[Element placement data]
◇ ◇ ◇

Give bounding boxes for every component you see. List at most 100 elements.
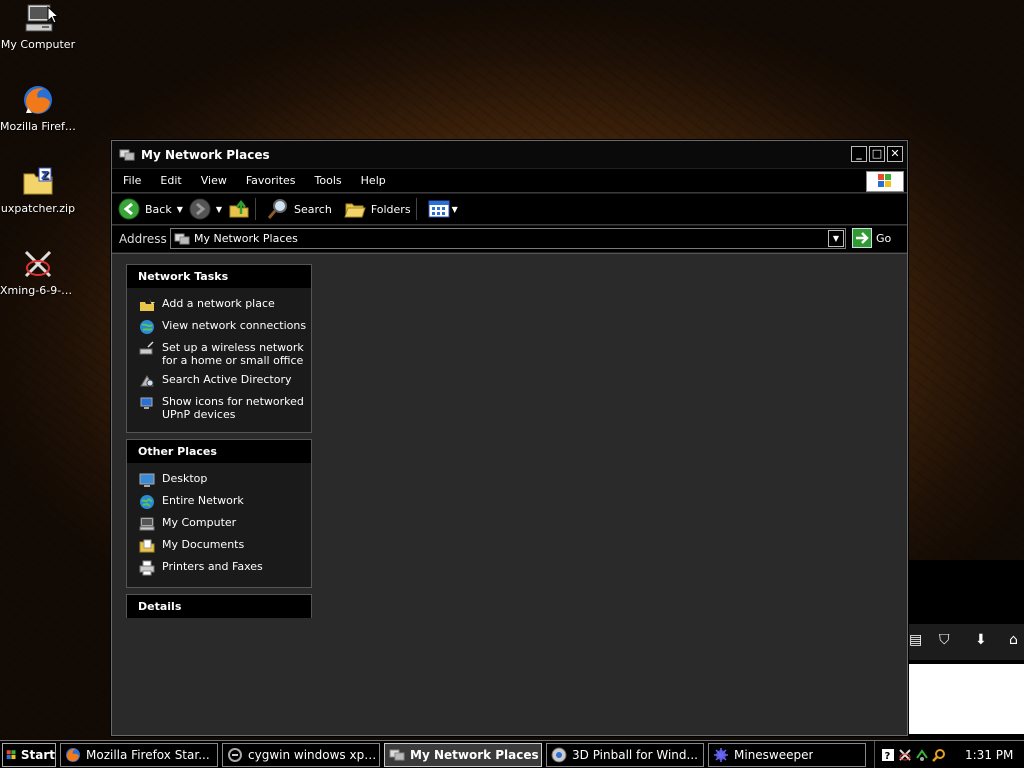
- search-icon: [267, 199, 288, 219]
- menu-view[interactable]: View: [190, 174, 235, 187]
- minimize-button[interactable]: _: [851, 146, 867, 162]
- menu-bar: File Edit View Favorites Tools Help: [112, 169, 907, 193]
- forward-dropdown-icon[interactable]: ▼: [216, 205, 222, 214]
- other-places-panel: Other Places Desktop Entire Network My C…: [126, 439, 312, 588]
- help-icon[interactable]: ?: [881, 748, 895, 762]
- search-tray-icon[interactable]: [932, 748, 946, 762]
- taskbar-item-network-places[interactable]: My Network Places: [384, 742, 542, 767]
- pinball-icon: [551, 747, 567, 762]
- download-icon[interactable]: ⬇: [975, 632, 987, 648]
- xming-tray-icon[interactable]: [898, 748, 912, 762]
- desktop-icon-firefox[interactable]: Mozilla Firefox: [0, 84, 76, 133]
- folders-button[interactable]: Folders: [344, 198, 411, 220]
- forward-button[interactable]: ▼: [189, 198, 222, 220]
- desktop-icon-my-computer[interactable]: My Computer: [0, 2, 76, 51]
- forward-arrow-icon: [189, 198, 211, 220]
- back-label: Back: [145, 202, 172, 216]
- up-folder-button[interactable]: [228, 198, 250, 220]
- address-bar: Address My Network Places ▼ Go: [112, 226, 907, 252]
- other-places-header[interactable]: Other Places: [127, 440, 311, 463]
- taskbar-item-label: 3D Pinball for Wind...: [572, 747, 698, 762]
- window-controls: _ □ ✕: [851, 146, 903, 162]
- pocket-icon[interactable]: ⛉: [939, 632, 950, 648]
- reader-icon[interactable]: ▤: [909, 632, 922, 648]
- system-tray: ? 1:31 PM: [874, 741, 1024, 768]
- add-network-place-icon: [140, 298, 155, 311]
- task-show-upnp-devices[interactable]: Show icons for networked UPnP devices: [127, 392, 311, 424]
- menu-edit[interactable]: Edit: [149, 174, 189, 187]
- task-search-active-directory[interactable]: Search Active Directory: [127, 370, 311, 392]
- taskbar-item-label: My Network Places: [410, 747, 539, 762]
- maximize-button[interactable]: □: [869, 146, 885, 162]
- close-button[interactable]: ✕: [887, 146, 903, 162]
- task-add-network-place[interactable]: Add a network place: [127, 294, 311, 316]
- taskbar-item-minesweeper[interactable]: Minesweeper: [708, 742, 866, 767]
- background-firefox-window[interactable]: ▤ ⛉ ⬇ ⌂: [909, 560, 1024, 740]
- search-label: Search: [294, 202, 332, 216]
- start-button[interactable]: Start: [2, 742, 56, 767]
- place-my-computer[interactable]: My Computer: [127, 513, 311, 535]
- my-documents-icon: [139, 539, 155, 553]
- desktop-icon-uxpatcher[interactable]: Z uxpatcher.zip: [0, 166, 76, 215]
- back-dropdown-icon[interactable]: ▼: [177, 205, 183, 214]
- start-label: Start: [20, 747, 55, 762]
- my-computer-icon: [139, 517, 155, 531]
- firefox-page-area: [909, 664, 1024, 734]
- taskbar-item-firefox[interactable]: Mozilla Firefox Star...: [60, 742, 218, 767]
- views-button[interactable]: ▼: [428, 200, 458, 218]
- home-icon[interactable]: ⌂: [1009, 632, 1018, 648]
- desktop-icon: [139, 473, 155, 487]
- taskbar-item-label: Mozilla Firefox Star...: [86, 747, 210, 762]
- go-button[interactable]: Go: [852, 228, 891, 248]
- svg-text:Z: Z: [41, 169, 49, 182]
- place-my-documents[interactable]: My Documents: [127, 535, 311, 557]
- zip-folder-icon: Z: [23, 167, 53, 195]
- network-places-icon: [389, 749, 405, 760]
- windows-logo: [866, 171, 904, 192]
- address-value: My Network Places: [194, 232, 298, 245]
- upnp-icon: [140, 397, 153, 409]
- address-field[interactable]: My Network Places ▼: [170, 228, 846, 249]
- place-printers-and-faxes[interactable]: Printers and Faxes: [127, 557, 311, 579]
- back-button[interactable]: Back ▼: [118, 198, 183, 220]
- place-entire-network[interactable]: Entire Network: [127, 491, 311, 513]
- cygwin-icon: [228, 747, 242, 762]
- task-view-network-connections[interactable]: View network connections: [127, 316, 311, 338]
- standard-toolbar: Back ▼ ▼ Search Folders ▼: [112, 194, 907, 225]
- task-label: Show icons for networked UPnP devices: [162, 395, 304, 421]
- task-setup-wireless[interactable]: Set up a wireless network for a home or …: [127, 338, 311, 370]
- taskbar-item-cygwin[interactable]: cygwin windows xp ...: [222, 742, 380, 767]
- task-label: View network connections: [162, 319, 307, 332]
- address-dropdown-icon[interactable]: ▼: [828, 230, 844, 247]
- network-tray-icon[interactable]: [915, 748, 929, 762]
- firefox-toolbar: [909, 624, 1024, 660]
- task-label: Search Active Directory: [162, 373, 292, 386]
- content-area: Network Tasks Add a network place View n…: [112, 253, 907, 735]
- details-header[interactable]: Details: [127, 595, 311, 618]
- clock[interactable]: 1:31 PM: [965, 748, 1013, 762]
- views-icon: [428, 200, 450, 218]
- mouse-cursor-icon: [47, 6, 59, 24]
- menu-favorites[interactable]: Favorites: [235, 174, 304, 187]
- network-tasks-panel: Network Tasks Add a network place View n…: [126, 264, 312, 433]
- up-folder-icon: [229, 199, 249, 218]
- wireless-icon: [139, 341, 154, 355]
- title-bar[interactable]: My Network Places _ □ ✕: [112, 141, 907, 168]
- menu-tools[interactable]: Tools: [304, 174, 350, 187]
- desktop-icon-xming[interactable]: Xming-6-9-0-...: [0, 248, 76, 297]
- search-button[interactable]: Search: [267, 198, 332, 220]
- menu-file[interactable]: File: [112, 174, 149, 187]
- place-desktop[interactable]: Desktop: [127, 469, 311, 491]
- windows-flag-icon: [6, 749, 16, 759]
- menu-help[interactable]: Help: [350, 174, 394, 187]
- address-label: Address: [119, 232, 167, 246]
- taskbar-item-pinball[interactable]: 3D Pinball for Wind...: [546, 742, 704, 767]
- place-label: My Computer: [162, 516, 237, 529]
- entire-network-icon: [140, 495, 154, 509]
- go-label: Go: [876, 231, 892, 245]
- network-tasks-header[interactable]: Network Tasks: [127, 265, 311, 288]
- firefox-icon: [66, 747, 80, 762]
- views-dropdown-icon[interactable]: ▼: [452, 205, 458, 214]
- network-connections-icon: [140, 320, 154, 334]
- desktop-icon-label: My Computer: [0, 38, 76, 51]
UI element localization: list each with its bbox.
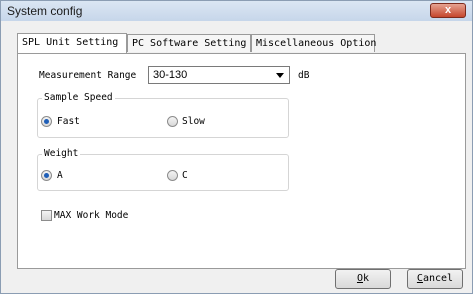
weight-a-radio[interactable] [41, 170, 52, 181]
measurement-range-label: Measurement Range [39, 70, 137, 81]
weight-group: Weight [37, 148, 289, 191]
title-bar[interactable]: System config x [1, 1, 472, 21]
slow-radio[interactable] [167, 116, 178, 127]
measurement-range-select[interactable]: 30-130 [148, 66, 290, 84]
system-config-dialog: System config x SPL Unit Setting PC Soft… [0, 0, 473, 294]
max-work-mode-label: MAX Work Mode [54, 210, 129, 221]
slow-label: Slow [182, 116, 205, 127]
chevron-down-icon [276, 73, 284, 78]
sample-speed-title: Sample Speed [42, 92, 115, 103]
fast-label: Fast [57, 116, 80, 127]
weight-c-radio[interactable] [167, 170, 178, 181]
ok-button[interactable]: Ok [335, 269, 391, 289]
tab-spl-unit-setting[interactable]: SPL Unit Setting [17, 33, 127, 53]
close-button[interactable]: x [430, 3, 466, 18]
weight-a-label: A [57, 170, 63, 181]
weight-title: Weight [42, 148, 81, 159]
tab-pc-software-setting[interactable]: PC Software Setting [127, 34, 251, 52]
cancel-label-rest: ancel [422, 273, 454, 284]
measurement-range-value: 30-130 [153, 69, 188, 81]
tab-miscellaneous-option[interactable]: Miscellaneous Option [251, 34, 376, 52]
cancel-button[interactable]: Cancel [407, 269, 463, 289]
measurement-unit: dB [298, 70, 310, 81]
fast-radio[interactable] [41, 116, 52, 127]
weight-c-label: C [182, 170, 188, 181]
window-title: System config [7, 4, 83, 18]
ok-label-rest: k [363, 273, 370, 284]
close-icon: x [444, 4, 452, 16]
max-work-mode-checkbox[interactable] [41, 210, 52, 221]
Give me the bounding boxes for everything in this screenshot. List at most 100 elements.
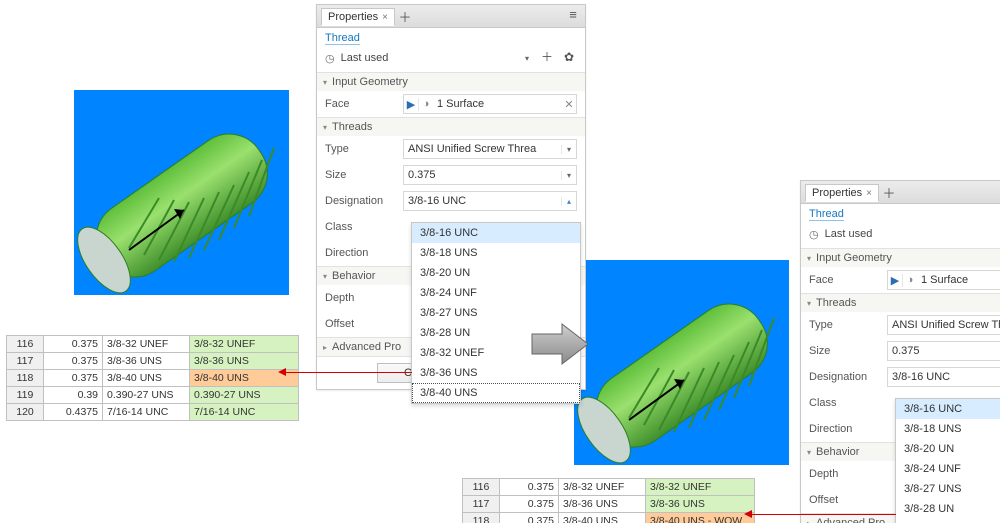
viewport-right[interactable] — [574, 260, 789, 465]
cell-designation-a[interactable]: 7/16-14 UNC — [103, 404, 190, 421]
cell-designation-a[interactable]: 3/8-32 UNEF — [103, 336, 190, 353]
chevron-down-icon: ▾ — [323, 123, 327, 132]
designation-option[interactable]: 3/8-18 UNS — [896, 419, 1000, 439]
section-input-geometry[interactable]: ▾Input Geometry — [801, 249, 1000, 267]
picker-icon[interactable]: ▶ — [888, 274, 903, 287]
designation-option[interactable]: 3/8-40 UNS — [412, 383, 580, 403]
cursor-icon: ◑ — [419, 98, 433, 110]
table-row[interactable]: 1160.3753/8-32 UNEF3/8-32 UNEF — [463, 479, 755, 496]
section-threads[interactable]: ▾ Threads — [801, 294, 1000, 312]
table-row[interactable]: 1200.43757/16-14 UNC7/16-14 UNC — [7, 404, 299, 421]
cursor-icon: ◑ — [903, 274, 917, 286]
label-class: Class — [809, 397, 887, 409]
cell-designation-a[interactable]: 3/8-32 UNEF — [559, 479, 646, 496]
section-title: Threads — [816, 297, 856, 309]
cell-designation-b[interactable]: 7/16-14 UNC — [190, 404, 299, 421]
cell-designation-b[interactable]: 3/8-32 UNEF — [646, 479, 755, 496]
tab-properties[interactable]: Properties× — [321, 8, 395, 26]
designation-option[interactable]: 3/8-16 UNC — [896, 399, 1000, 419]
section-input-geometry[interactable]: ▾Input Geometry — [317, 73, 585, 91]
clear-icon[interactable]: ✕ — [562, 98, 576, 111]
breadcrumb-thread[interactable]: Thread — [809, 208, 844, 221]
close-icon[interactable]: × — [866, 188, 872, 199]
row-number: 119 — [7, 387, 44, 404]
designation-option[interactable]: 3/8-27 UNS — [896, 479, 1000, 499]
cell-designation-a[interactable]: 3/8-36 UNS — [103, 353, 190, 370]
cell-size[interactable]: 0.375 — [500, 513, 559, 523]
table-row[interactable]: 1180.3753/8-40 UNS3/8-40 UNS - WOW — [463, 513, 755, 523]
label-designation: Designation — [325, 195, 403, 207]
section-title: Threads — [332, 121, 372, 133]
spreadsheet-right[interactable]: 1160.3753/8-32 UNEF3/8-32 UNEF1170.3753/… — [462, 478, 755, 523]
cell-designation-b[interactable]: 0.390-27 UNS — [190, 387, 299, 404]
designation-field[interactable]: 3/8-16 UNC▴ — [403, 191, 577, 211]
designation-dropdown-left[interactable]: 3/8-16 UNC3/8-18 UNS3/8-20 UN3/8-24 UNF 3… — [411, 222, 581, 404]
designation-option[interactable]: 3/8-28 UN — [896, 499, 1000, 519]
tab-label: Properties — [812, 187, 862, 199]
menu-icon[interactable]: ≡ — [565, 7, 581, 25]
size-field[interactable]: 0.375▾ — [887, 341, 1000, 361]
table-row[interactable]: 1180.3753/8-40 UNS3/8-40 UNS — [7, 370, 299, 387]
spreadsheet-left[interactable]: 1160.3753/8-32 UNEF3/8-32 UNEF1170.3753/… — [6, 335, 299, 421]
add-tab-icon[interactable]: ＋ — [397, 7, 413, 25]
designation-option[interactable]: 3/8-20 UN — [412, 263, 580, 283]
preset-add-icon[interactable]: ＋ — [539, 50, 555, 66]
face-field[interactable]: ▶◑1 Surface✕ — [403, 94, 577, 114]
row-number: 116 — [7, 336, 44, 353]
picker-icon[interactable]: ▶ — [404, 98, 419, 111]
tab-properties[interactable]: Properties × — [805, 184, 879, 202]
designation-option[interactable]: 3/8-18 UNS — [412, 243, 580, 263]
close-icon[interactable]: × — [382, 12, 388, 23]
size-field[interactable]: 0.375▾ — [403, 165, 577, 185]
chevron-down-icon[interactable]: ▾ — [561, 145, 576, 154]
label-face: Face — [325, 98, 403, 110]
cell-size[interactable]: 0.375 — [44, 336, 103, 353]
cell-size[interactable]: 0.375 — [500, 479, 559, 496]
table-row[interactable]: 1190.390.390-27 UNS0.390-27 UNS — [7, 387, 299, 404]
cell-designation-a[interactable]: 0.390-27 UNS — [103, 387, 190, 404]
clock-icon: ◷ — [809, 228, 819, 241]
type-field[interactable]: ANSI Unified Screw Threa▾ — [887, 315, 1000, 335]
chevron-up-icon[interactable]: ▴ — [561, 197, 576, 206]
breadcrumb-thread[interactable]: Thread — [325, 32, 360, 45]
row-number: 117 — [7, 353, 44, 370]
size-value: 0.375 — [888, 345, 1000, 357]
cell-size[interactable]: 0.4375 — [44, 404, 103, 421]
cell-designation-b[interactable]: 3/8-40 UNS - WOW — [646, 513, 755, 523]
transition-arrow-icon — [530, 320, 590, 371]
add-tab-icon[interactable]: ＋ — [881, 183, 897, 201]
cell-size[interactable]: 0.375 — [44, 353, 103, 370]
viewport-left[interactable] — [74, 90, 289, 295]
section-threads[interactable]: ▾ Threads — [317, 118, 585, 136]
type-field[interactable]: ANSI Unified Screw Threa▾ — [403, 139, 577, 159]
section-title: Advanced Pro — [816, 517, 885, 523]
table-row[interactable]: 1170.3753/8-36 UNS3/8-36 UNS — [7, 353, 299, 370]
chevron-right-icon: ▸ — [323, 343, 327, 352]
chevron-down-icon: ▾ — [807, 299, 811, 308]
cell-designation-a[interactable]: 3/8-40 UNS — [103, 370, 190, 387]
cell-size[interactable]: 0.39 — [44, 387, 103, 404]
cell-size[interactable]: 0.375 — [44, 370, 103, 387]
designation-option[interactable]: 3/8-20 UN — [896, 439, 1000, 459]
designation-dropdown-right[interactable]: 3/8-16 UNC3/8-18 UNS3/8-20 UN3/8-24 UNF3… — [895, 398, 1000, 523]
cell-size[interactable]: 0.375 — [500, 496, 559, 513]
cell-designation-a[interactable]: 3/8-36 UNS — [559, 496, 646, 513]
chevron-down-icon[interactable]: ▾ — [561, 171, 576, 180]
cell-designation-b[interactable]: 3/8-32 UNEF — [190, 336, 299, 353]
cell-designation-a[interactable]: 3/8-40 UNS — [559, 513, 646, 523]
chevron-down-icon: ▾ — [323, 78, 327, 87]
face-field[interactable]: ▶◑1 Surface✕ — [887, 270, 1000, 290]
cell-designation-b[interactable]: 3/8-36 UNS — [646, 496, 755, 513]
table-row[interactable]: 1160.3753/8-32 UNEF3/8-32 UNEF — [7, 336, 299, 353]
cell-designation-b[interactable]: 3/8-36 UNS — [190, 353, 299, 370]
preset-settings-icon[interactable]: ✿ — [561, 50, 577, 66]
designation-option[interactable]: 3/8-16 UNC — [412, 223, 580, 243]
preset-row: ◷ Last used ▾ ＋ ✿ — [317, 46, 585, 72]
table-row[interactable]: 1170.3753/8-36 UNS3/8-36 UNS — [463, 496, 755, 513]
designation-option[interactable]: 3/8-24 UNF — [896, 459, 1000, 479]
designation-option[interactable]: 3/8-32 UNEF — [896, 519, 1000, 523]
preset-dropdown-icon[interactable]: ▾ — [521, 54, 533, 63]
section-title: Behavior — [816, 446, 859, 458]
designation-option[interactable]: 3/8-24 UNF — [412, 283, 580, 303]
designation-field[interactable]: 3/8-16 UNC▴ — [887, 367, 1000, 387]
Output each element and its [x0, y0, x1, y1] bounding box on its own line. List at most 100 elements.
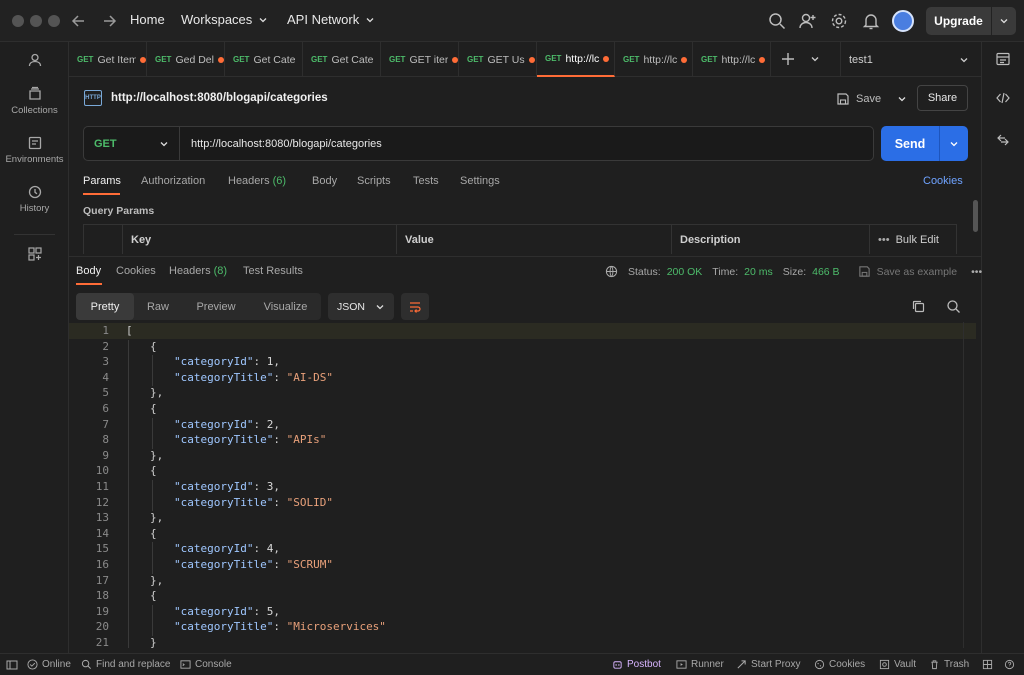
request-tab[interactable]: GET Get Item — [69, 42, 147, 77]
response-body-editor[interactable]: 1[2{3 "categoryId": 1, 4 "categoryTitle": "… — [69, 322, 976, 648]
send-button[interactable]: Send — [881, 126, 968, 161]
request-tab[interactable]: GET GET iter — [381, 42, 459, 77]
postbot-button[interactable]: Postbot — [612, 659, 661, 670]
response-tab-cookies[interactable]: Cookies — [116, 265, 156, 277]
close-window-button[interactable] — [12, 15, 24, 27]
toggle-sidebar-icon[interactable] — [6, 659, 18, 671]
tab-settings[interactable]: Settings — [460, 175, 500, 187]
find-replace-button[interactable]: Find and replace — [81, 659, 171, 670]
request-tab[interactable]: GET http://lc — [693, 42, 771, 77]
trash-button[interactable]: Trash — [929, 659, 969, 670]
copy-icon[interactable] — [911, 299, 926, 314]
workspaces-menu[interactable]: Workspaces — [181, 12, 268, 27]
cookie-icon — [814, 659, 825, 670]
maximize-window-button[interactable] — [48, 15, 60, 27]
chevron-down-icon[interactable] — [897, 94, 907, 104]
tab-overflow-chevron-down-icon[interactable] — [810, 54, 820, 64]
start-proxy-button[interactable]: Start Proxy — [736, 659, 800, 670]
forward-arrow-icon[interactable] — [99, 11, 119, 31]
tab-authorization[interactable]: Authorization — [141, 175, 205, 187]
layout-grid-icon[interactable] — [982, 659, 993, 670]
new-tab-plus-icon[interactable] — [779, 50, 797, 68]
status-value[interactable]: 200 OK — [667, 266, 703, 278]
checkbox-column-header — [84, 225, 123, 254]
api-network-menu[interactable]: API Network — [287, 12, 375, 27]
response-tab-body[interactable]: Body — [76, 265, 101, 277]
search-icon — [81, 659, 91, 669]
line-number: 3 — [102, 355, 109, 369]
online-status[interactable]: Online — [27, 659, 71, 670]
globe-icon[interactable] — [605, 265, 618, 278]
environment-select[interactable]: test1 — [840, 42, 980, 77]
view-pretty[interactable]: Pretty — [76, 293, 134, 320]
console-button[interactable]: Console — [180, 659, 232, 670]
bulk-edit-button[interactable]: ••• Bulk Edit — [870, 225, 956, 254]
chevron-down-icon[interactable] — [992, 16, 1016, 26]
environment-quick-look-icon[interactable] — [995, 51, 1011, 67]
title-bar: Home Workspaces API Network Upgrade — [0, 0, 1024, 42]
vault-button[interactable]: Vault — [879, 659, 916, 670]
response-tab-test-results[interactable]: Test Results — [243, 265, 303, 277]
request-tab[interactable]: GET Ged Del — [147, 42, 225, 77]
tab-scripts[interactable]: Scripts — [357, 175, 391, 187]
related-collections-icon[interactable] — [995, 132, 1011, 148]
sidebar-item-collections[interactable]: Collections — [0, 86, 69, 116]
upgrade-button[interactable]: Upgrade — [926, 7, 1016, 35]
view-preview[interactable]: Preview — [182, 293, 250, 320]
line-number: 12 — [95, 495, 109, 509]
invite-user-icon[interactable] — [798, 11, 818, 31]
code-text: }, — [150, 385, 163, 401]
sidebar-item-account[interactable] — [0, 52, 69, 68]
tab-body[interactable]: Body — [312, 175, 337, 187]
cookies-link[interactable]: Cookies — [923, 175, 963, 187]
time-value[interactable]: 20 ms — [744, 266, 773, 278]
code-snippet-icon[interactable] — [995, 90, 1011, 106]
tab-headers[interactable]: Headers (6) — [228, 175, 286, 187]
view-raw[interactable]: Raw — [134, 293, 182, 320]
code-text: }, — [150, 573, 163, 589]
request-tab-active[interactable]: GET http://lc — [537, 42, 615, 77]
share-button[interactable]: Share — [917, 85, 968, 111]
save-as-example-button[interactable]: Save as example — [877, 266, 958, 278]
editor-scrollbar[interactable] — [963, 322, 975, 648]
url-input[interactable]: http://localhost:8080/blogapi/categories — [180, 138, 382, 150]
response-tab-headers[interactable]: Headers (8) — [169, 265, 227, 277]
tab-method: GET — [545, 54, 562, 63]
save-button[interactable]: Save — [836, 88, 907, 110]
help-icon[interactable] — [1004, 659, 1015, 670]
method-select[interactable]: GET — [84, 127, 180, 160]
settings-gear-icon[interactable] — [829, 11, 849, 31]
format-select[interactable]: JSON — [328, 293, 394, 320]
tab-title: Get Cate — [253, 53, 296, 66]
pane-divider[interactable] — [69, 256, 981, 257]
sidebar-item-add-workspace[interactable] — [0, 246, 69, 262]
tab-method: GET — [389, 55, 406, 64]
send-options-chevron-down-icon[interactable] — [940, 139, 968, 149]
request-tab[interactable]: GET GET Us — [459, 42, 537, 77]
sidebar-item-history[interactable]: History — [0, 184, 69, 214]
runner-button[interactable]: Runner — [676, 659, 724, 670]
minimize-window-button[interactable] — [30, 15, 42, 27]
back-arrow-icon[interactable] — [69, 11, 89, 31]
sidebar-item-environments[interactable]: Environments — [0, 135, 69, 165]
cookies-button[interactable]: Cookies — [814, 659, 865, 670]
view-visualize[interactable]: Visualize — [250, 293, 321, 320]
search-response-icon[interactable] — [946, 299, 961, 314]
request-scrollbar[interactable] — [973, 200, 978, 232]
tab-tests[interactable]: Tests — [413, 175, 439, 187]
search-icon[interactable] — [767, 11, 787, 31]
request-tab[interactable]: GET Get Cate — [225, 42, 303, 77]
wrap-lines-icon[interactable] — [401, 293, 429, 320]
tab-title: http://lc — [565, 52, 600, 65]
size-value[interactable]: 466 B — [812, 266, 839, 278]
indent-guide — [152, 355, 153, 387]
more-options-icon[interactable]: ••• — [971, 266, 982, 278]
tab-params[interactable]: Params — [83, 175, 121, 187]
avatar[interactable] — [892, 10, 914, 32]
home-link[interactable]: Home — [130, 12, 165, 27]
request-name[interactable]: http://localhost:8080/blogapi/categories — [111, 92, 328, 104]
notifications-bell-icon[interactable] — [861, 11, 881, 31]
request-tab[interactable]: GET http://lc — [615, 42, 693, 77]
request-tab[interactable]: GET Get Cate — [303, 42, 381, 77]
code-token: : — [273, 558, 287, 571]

◇ ◇ ◇

Goal = Reproduce the listing lines verbatim, starting at the line containing "request-tab[interactable]: GET Get Item" and ending with the line containing "tab-settings[interactable]: Settings —", both included.

The completed task =
request-tab[interactable]: GET Get Item — [69, 42, 147, 77]
response-body-editor[interactable]: 1[2{3 "categoryId": 1, 4 "categoryTitle": "… — [69, 322, 976, 648]
send-button[interactable]: Send — [881, 126, 968, 161]
request-tab[interactable]: GET GET iter — [381, 42, 459, 77]
postbot-button[interactable]: Postbot — [612, 659, 661, 670]
response-tab-cookies[interactable]: Cookies — [116, 265, 156, 277]
close-window-button[interactable] — [12, 15, 24, 27]
toggle-sidebar-icon[interactable] — [6, 659, 18, 671]
tab-settings[interactable]: Settings — [460, 175, 500, 187]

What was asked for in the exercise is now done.